→ PROBLEM TO WORK ON: Each line that contains the string "value" counts once; report how many such lines appear in the data, as a number only.

→ DATA SUPPLIED:

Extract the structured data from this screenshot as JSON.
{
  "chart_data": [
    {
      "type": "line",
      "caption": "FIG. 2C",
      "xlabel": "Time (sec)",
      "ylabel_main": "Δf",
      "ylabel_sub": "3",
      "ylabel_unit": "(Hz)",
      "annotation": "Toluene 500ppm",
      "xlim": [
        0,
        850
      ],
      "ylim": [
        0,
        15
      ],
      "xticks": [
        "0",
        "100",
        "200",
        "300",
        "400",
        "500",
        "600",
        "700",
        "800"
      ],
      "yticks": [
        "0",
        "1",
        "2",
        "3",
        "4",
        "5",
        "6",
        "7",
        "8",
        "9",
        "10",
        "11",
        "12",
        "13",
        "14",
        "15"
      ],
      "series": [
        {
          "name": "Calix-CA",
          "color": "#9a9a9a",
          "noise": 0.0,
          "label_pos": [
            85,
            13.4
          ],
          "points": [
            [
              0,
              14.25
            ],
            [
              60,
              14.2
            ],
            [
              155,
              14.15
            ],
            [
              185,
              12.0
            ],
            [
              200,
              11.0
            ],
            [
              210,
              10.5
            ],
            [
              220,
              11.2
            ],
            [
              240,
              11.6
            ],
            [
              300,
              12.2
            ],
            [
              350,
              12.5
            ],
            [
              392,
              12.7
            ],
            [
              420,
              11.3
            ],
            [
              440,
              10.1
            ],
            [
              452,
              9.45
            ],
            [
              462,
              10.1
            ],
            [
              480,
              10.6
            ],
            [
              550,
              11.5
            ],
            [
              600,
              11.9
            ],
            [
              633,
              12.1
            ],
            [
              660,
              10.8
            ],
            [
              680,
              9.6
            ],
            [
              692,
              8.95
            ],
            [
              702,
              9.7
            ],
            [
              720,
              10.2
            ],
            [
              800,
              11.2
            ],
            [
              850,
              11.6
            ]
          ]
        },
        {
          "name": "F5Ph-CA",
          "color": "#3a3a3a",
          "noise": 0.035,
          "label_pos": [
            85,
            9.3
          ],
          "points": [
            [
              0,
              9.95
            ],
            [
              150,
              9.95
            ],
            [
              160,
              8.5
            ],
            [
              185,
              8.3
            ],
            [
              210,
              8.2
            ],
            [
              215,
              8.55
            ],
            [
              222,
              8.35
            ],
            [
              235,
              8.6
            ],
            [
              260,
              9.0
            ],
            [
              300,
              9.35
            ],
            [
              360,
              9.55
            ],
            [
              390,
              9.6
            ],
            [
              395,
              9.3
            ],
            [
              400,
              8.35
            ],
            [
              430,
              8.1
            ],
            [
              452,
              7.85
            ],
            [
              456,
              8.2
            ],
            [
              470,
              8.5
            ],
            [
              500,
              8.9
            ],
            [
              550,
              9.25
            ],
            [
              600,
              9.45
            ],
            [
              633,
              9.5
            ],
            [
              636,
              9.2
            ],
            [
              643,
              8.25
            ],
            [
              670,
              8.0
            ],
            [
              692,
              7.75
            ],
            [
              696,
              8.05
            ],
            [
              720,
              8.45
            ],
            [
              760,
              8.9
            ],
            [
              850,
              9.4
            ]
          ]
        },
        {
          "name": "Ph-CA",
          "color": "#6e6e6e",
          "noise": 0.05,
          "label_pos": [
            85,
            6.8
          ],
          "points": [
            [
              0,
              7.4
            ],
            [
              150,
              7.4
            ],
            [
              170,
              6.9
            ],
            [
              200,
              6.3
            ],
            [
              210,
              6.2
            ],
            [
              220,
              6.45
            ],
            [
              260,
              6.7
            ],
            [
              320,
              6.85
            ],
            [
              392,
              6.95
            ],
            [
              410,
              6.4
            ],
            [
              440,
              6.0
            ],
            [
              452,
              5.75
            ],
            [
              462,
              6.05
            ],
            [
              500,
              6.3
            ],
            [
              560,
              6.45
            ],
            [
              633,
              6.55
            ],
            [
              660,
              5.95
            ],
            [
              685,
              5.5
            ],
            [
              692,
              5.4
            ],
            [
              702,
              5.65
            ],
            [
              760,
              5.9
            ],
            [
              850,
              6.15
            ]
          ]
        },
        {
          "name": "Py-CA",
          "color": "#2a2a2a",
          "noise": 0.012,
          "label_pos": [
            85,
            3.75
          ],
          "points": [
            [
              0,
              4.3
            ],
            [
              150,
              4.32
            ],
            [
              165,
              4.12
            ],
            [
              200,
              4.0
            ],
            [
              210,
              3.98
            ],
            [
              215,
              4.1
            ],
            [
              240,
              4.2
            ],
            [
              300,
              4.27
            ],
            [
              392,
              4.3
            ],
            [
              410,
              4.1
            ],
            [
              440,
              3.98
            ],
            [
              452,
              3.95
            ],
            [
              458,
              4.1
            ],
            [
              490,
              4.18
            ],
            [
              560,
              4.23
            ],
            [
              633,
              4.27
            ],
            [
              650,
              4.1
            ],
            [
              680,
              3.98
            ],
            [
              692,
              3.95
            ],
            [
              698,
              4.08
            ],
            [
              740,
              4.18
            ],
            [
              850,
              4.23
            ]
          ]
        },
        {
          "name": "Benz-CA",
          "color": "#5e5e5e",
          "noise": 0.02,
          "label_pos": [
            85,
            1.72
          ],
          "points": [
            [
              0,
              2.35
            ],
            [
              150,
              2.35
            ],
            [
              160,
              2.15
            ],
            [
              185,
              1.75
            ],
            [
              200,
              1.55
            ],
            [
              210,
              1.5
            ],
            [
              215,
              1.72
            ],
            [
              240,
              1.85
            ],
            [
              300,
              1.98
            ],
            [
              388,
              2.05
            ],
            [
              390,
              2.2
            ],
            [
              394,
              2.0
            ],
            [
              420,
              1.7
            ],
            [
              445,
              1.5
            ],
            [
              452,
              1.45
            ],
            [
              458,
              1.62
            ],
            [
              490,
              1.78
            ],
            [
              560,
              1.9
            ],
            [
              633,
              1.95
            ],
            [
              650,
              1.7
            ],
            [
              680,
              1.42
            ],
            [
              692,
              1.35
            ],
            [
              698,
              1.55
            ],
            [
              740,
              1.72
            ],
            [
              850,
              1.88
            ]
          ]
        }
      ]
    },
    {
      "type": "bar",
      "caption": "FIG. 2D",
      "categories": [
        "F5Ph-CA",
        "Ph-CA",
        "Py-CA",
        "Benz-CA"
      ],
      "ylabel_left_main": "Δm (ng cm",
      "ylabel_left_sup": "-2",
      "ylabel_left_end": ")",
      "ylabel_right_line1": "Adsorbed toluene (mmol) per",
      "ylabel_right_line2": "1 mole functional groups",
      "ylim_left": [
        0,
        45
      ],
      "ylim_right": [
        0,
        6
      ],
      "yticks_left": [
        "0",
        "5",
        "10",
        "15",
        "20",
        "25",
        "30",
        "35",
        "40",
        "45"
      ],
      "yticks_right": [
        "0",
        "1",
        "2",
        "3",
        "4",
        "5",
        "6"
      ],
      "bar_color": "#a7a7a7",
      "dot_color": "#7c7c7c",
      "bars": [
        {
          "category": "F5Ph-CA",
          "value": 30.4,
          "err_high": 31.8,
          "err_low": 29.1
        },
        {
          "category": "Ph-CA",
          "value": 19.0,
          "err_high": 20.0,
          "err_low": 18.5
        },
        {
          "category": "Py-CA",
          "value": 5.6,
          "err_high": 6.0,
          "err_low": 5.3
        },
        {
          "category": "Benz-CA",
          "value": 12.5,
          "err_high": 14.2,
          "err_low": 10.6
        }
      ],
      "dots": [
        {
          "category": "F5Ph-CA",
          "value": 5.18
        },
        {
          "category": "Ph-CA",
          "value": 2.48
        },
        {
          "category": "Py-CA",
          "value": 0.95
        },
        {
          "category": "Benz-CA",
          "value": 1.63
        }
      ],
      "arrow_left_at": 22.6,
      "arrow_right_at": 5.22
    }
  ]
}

→ TASK RESPONSE: 8